BEGIN Stored records

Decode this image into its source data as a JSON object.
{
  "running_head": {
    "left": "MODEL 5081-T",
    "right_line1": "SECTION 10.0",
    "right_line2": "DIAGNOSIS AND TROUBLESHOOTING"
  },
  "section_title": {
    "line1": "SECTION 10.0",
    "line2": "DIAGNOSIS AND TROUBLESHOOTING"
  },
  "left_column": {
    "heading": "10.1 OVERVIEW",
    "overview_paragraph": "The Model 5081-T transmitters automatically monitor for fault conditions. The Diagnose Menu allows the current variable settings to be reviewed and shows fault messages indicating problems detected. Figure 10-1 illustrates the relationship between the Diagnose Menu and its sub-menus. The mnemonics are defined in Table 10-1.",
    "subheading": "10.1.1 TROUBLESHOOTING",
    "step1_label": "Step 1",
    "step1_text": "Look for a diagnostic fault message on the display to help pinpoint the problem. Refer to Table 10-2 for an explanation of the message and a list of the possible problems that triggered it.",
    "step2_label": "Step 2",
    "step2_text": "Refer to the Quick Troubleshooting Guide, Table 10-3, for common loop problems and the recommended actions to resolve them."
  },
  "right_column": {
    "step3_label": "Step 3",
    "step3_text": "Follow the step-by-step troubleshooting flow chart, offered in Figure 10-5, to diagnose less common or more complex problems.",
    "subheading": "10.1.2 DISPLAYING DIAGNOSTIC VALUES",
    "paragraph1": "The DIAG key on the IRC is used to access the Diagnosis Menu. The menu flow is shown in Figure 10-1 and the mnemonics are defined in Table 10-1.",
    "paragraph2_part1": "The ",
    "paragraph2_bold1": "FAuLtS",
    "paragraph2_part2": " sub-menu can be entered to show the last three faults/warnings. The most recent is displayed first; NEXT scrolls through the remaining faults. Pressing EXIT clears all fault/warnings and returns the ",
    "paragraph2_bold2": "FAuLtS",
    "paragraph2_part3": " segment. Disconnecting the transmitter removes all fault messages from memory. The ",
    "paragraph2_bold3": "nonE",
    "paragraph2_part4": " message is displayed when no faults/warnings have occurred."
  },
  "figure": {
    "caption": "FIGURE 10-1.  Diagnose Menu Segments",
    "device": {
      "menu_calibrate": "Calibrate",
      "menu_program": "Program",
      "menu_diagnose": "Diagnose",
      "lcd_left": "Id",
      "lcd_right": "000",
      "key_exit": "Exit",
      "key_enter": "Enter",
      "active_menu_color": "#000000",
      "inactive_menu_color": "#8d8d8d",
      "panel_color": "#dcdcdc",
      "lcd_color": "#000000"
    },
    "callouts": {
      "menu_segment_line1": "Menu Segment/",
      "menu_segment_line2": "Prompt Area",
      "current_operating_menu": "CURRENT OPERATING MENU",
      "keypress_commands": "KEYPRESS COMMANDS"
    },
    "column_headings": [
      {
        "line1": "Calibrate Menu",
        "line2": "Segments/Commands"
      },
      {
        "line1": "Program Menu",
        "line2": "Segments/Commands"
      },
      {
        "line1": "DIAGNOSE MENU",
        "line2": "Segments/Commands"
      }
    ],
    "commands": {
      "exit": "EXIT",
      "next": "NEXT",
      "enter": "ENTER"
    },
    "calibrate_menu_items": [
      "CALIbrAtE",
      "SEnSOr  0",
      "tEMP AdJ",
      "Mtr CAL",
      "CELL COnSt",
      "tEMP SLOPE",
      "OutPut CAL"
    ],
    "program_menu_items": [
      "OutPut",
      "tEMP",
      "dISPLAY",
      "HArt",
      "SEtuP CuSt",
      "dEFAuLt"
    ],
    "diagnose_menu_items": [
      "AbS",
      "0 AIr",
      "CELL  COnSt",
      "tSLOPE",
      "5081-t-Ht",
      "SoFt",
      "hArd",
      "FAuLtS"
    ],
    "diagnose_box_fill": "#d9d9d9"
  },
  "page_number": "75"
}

END Stored records

Task to complete :: Your task is to output the full set of records exactly as presented.

The solution ::
Decode this image into its source data as a JSON object.
{
  "running_head": {
    "left": "MODEL 5081-T",
    "right_line1": "SECTION 10.0",
    "right_line2": "DIAGNOSIS AND TROUBLESHOOTING"
  },
  "section_title": {
    "line1": "SECTION 10.0",
    "line2": "DIAGNOSIS AND TROUBLESHOOTING"
  },
  "left_column": {
    "heading": "10.1 OVERVIEW",
    "overview_paragraph": "The Model 5081-T transmitters automatically monitor for fault conditions. The Diagnose Menu allows the current variable settings to be reviewed and shows fault messages indicating problems detected. Figure 10-1 illustrates the relationship between the Diagnose Menu and its sub-menus. The mnemonics are defined in Table 10-1.",
    "subheading": "10.1.1 TROUBLESHOOTING",
    "step1_label": "Step 1",
    "step1_text": "Look for a diagnostic fault message on the display to help pinpoint the problem. Refer to Table 10-2 for an explanation of the message and a list of the possible problems that triggered it.",
    "step2_label": "Step 2",
    "step2_text": "Refer to the Quick Troubleshooting Guide, Table 10-3, for common loop problems and the recommended actions to resolve them."
  },
  "right_column": {
    "step3_label": "Step 3",
    "step3_text": "Follow the step-by-step troubleshooting flow chart, offered in Figure 10-5, to diagnose less common or more complex problems.",
    "subheading": "10.1.2 DISPLAYING DIAGNOSTIC VALUES",
    "paragraph1": "The DIAG key on the IRC is used to access the Diagnosis Menu. The menu flow is shown in Figure 10-1 and the mnemonics are defined in Table 10-1.",
    "paragraph2_part1": "The ",
    "paragraph2_bold1": "FAuLtS",
    "paragraph2_part2": " sub-menu can be entered to show the last three faults/warnings. The most recent is displayed first; NEXT scrolls through the remaining faults. Pressing EXIT clears all fault/warnings and returns the ",
    "paragraph2_bold2": "FAuLtS",
    "paragraph2_part3": " segment. Disconnecting the transmitter removes all fault messages from memory. The ",
    "paragraph2_bold3": "nonE",
    "paragraph2_part4": " message is displayed when no faults/warnings have occurred."
  },
  "figure": {
    "caption": "FIGURE 10-1.  Diagnose Menu Segments",
    "device": {
      "menu_calibrate": "Calibrate",
      "menu_program": "Program",
      "menu_diagnose": "Diagnose",
      "lcd_left": "Id",
      "lcd_right": "000",
      "key_exit": "Exit",
      "key_enter": "Enter",
      "active_menu_color": "#000000",
      "inactive_menu_color": "#8d8d8d",
      "panel_color": "#dcdcdc",
      "lcd_color": "#000000"
    },
    "callouts": {
      "menu_segment_line1": "Menu Segment/",
      "menu_segment_line2": "Prompt Area",
      "current_operating_menu": "CURRENT OPERATING MENU",
      "keypress_commands": "KEYPRESS COMMANDS"
    },
    "column_headings": [
      {
        "line1": "Calibrate Menu",
        "line2": "Segments/Commands"
      },
      {
        "line1": "Program Menu",
        "line2": "Segments/Commands"
      },
      {
        "line1": "DIAGNOSE MENU",
        "line2": "Segments/Commands"
      }
    ],
    "commands": {
      "exit": "EXIT",
      "next": "NEXT",
      "enter": "ENTER"
    },
    "calibrate_menu_items": [
      "CALIbrAtE",
      "SEnSOr  0",
      "tEMP AdJ",
      "Mtr CAL",
      "CELL COnSt",
      "tEMP SLOPE",
      "OutPut CAL"
    ],
    "program_menu_items": [
      "OutPut",
      "tEMP",
      "dISPLAY",
      "HArt",
      "SEtuP CuSt",
      "dEFAuLt"
    ],
    "diagnose_menu_items": [
      "AbS",
      "0 AIr",
      "CELL  COnSt",
      "tSLOPE",
      "5081-t-Ht",
      "SoFt",
      "hArd",
      "FAuLtS"
    ],
    "diagnose_box_fill": "#d9d9d9"
  },
  "page_number": "75"
}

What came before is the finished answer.